> [TASK TO CARRY OUT] List each line holding the string "name".

> [RAW DATA]
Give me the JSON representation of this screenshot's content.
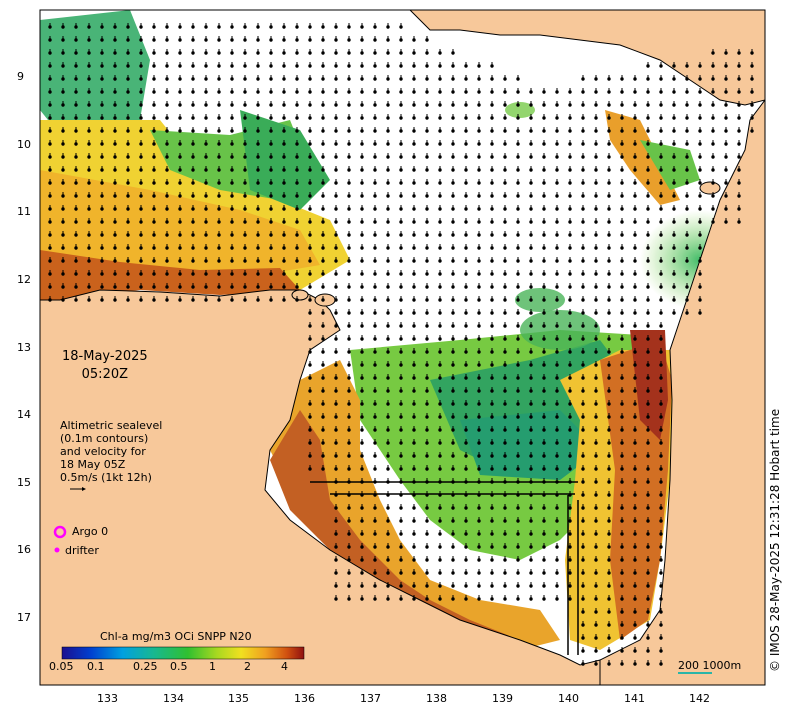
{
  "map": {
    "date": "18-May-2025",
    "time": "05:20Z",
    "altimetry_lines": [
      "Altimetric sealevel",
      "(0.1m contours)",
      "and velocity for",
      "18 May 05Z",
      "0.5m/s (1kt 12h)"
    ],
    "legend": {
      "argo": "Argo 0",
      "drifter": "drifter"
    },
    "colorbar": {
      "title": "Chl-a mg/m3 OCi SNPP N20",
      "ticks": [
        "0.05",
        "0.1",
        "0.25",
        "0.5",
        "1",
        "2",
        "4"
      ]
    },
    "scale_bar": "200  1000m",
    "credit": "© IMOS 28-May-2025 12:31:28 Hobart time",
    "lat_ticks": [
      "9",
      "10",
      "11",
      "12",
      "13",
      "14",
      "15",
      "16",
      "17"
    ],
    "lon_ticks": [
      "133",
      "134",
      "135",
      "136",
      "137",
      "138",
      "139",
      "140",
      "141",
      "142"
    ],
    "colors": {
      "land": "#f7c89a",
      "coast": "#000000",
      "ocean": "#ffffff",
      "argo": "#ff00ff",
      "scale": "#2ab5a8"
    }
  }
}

* * *

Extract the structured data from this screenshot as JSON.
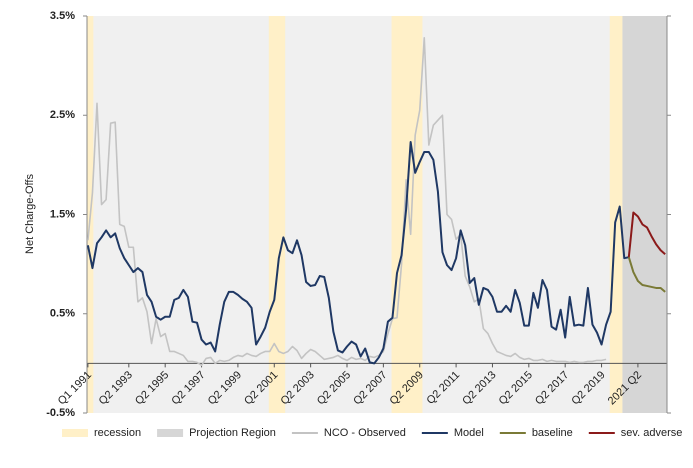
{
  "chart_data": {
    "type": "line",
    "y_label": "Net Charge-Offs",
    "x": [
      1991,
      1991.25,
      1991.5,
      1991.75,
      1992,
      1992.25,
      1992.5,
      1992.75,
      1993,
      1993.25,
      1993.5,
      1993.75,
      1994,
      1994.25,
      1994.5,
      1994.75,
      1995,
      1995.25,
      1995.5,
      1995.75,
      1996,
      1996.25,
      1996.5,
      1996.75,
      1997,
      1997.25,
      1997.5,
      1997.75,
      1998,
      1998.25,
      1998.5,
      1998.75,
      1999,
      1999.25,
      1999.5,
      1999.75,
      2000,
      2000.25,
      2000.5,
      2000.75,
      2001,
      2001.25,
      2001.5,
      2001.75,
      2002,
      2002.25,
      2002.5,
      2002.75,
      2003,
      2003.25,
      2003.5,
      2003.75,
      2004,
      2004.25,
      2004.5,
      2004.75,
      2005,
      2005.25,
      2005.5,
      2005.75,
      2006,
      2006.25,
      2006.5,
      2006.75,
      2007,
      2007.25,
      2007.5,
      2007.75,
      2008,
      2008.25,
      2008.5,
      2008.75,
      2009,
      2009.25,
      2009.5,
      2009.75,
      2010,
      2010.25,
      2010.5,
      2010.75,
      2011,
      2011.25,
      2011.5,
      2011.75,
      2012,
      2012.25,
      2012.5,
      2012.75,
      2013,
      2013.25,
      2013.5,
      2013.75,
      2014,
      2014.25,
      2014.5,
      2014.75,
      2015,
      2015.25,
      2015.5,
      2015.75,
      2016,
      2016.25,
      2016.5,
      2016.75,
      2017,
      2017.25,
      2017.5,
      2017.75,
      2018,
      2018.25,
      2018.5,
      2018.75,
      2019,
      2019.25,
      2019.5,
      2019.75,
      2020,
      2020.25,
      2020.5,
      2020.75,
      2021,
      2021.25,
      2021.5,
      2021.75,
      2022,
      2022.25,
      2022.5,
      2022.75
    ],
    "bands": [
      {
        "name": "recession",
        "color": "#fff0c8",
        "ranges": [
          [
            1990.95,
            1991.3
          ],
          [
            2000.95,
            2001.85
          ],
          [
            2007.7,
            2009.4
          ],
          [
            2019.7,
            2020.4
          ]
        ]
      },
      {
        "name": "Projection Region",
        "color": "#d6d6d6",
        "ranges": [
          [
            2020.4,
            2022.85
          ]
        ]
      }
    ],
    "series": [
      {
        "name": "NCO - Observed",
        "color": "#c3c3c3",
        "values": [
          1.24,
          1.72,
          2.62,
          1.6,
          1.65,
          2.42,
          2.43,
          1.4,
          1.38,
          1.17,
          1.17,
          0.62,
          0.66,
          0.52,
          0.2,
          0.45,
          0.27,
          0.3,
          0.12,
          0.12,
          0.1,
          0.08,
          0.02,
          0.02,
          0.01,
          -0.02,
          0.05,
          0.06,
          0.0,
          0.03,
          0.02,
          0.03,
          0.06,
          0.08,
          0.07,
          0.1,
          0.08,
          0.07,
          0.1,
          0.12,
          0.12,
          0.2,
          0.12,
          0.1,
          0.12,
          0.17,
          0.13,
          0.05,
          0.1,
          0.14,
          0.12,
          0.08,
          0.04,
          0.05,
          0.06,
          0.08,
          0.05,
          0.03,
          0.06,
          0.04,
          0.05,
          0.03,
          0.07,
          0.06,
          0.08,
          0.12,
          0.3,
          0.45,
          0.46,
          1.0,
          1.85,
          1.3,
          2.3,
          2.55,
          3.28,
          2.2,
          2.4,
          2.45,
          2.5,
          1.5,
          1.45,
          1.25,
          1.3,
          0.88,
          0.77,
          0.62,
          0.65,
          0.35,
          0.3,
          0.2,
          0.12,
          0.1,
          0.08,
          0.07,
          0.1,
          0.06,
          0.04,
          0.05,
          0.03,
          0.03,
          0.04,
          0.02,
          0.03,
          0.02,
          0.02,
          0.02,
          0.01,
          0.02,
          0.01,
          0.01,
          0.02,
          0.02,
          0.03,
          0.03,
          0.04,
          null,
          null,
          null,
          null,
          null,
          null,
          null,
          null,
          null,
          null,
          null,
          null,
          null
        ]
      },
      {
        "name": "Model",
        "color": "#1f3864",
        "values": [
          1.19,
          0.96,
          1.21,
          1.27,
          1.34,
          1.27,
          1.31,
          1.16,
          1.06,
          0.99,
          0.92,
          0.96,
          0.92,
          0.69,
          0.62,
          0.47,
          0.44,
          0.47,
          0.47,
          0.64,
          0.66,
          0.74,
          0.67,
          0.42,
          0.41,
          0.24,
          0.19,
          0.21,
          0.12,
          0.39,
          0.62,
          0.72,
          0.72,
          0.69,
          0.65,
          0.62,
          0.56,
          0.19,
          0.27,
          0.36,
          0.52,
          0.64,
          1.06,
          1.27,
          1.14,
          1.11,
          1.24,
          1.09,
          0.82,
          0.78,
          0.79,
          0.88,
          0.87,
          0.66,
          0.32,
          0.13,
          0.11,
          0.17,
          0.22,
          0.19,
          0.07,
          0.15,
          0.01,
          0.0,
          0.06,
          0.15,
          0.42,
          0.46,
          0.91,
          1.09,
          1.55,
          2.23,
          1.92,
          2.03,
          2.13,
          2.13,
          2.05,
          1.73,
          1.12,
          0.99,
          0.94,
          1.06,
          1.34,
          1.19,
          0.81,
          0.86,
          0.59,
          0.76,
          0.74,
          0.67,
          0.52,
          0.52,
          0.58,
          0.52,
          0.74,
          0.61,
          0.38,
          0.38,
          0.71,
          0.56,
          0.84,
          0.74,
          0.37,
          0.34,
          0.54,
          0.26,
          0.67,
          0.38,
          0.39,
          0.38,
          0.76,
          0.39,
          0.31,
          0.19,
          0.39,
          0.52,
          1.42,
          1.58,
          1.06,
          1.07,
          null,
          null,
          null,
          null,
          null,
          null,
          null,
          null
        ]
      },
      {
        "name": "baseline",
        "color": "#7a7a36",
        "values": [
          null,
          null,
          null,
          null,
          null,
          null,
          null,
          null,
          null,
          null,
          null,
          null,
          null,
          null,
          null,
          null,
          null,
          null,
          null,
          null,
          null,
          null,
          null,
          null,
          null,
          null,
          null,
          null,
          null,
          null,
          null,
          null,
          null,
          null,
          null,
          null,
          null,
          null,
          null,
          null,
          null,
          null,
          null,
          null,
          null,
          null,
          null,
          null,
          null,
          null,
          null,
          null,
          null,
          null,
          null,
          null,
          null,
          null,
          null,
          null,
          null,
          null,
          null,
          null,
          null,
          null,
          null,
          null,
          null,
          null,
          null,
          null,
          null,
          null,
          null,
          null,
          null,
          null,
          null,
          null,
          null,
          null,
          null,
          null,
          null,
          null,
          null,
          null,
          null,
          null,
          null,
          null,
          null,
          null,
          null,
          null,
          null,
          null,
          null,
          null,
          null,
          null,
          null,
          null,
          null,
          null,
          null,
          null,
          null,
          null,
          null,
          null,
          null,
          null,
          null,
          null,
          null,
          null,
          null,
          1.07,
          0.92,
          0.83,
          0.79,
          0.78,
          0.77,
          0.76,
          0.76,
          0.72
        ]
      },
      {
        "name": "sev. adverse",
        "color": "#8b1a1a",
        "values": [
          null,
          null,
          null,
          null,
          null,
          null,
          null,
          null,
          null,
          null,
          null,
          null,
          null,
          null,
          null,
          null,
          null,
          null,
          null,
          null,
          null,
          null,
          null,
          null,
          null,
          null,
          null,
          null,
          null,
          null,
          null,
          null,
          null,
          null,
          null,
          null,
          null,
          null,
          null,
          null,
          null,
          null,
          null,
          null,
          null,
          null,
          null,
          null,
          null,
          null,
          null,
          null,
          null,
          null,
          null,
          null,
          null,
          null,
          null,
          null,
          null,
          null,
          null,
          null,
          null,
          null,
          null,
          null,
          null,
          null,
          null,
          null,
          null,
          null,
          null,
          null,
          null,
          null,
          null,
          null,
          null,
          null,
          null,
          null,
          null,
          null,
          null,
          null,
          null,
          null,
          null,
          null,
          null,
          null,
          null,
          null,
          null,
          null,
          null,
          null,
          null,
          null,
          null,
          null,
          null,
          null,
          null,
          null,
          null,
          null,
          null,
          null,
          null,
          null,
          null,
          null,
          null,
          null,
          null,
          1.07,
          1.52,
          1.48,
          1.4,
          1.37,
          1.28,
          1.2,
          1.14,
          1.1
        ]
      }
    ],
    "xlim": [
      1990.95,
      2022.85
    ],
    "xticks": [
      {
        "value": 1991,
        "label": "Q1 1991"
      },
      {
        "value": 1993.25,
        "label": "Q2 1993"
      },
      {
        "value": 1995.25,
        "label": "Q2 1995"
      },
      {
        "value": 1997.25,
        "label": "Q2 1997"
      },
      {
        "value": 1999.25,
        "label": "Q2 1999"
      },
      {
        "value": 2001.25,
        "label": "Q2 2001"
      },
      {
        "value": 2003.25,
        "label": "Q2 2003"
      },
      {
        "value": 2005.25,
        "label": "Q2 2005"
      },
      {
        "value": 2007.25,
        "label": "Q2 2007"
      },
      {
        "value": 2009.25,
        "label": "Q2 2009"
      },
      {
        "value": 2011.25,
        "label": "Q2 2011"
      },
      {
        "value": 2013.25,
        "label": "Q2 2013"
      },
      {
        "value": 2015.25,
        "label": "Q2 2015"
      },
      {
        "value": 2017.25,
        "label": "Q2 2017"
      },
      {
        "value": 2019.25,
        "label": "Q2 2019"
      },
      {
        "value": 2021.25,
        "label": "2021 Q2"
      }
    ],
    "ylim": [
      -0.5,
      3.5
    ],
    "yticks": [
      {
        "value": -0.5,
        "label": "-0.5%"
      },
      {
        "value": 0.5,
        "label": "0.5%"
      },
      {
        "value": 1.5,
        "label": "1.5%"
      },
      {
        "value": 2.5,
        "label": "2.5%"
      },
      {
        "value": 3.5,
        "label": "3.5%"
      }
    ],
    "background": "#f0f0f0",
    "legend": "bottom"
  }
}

> [EXERCISE SOLUTION]
        "name": "recession",
        "name": "Projection Region",
        "name": "NCO - Observed",
        "name": "Model",
        "name": "baseline",
        "name": "sev. adverse",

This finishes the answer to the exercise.